# DESCRIPTION OF THE TASK
Could you transcribe every record below exactly as written, leaving out any pictures?

%%

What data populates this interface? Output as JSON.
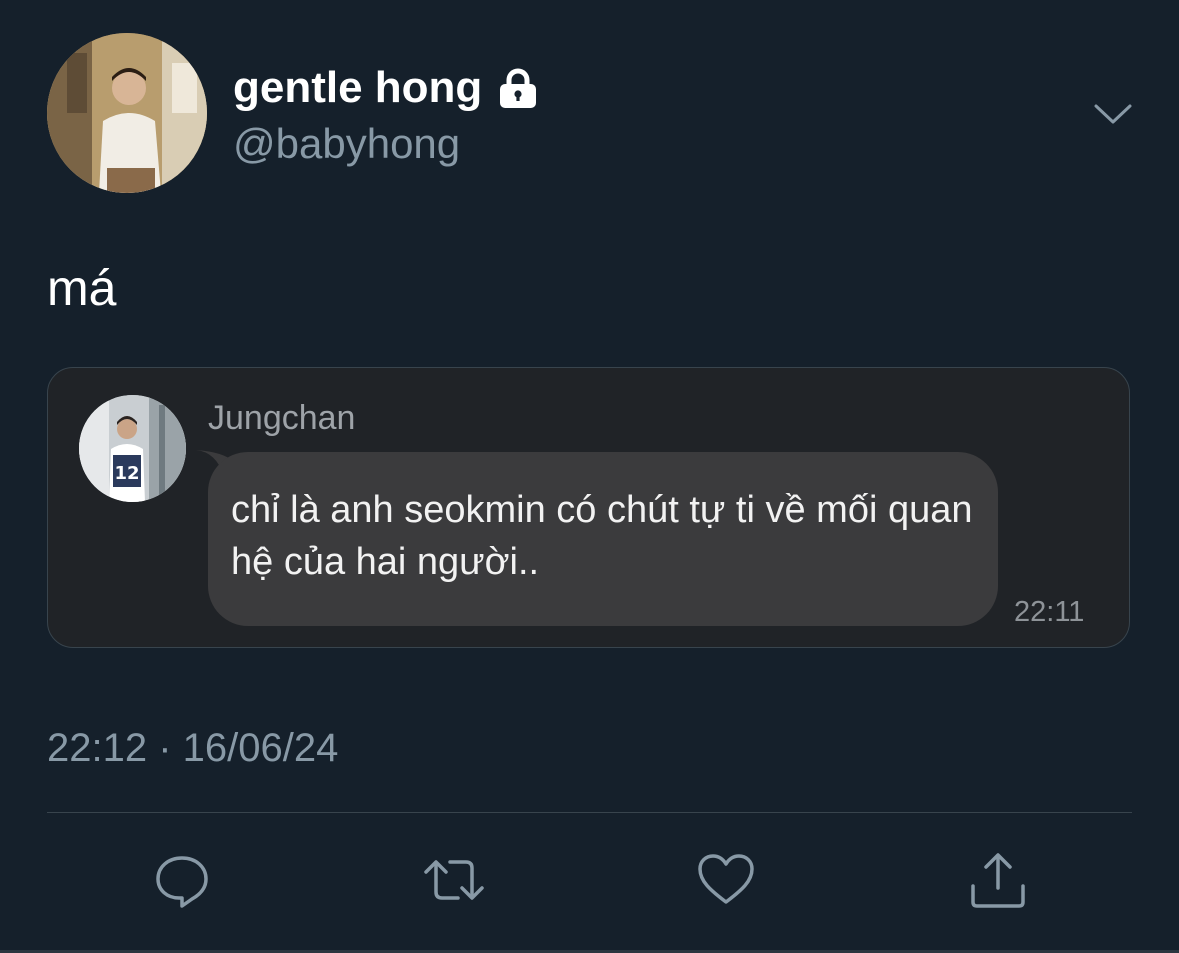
{
  "tweet": {
    "display_name": "gentle hong",
    "handle": "@babyhong",
    "text": "má",
    "timestamp": "22:12 · 16/06/24",
    "protected_icon": "lock-icon",
    "menu_icon": "chevron-down-icon"
  },
  "quoted_message": {
    "sender": "Jungchan",
    "message": "chỉ là anh seokmin có chút tự ti về mối quan hệ của hai người..",
    "time": "22:11"
  },
  "actions": [
    {
      "icon": "reply-icon"
    },
    {
      "icon": "retweet-icon"
    },
    {
      "icon": "like-icon"
    },
    {
      "icon": "share-icon"
    }
  ],
  "colors": {
    "background": "#15202b",
    "secondary_text": "#8899a6",
    "card_background": "#202327",
    "bubble": "#3b3b3d",
    "border": "#38444d"
  }
}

%%

# TASK ANSWER
What data populates this interface? Output as JSON.
{
  "tweet": {
    "display_name": "gentle hong",
    "handle": "@babyhong",
    "text": "má",
    "timestamp": "22:12 · 16/06/24",
    "protected_icon": "lock-icon",
    "menu_icon": "chevron-down-icon"
  },
  "quoted_message": {
    "sender": "Jungchan",
    "message": "chỉ là anh seokmin có chút tự ti về mối quan hệ của hai người..",
    "time": "22:11"
  },
  "actions": [
    {
      "icon": "reply-icon"
    },
    {
      "icon": "retweet-icon"
    },
    {
      "icon": "like-icon"
    },
    {
      "icon": "share-icon"
    }
  ],
  "colors": {
    "background": "#15202b",
    "secondary_text": "#8899a6",
    "card_background": "#202327",
    "bubble": "#3b3b3d",
    "border": "#38444d"
  }
}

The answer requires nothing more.